WHAT TO WORK ON: Identify, in the records below, every line where the string "Harbor" appears, and copy each such line.

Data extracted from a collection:
☆ ☆ ☆ ☆ ☆

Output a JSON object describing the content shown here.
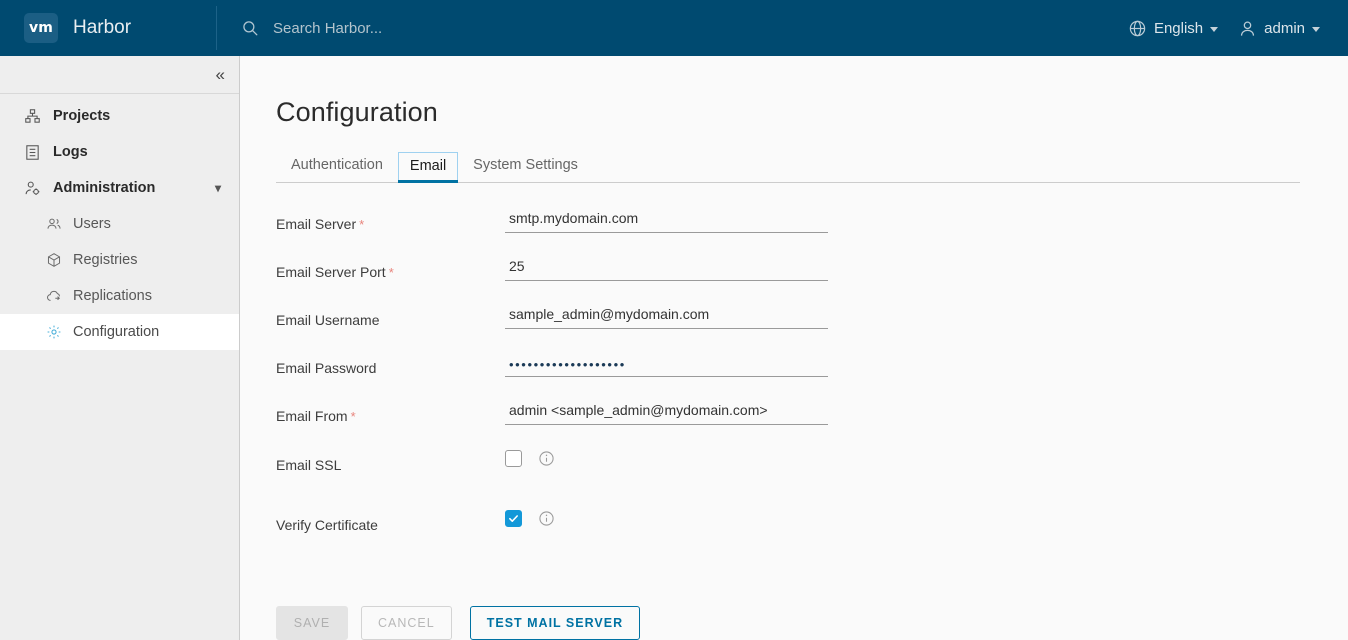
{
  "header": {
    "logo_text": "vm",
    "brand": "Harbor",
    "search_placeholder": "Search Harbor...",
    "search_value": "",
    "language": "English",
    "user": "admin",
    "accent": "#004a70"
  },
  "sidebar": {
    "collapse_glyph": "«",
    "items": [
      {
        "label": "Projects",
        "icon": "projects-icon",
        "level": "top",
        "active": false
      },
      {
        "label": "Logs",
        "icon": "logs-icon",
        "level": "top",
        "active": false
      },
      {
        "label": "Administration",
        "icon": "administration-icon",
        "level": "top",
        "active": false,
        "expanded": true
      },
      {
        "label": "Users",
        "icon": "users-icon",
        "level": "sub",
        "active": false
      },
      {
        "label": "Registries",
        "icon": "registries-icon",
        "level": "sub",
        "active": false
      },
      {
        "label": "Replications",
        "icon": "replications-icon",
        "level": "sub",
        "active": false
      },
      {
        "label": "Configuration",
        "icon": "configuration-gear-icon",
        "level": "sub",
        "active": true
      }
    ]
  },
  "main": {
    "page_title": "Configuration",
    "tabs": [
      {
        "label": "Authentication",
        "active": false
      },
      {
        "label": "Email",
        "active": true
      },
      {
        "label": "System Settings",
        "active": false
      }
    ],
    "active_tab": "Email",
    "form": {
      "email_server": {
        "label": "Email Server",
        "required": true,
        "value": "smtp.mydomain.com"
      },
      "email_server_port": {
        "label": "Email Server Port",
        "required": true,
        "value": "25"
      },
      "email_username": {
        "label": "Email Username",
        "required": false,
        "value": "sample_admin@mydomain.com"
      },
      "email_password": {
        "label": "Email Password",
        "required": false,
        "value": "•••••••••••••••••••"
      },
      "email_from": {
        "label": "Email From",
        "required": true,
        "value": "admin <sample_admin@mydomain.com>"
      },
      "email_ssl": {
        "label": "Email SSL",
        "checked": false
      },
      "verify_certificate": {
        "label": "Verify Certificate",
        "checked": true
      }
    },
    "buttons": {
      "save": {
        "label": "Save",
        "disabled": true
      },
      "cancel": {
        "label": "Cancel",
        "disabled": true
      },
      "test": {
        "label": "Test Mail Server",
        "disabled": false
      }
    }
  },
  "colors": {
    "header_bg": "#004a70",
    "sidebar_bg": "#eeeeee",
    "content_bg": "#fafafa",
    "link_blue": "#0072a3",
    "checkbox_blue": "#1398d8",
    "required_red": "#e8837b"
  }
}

☆ ☆ ☆ ☆ ☆

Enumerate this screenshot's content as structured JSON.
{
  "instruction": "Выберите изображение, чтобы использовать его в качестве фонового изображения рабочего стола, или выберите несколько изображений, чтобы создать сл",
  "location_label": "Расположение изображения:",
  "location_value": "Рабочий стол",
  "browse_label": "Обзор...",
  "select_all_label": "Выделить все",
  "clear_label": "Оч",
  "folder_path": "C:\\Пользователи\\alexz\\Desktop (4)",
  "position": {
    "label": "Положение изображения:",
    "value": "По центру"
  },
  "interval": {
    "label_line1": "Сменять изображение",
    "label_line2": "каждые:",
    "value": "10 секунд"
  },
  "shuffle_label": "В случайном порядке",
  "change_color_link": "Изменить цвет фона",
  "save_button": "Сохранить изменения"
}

☆ ☆ ☆ ☆ ☆

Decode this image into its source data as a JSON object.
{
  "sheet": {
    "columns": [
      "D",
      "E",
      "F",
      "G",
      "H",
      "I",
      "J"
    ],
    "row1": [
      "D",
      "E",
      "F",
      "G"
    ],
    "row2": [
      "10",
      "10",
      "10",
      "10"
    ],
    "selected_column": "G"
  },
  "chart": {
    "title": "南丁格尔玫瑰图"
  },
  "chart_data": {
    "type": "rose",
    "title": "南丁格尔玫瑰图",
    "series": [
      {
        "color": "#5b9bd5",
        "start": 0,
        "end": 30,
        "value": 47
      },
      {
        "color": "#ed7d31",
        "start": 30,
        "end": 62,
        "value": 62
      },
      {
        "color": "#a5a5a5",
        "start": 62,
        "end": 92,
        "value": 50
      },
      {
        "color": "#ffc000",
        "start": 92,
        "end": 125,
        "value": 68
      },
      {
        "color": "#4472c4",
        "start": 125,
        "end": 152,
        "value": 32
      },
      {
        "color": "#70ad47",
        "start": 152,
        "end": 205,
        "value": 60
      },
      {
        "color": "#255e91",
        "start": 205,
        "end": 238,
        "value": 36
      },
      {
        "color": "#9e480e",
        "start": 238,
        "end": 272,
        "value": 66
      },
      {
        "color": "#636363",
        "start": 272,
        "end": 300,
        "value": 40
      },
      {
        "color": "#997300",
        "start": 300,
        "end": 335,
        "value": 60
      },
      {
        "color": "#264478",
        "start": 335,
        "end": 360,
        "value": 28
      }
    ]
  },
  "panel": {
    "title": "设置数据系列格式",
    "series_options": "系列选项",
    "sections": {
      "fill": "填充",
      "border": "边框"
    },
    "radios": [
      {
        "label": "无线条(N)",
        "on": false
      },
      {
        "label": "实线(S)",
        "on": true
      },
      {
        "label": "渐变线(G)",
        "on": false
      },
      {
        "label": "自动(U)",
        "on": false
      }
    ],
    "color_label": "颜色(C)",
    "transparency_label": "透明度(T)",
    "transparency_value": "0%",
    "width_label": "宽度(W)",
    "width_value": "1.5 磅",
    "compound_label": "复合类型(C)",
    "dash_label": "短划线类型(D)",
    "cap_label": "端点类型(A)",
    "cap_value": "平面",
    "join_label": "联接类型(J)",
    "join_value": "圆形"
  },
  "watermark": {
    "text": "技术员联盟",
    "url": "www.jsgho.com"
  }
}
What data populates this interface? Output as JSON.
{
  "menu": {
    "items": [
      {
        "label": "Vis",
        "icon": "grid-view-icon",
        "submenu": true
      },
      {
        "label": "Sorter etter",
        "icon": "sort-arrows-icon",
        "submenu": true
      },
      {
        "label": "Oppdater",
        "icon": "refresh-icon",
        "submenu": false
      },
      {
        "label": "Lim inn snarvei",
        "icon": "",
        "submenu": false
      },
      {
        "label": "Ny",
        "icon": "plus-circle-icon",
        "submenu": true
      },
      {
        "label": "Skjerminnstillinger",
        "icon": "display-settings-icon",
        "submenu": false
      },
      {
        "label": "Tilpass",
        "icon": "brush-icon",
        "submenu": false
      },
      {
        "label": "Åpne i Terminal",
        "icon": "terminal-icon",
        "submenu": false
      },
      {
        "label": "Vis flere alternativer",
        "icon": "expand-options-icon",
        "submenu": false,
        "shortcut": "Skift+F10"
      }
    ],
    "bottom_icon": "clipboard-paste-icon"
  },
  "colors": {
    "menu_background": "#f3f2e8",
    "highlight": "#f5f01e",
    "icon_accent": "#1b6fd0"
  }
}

☆ ☆ ☆ ☆ ☆

EXERCISE RESULT:
    "brand": "Harbor",
    "search_placeholder": "Search Harbor...",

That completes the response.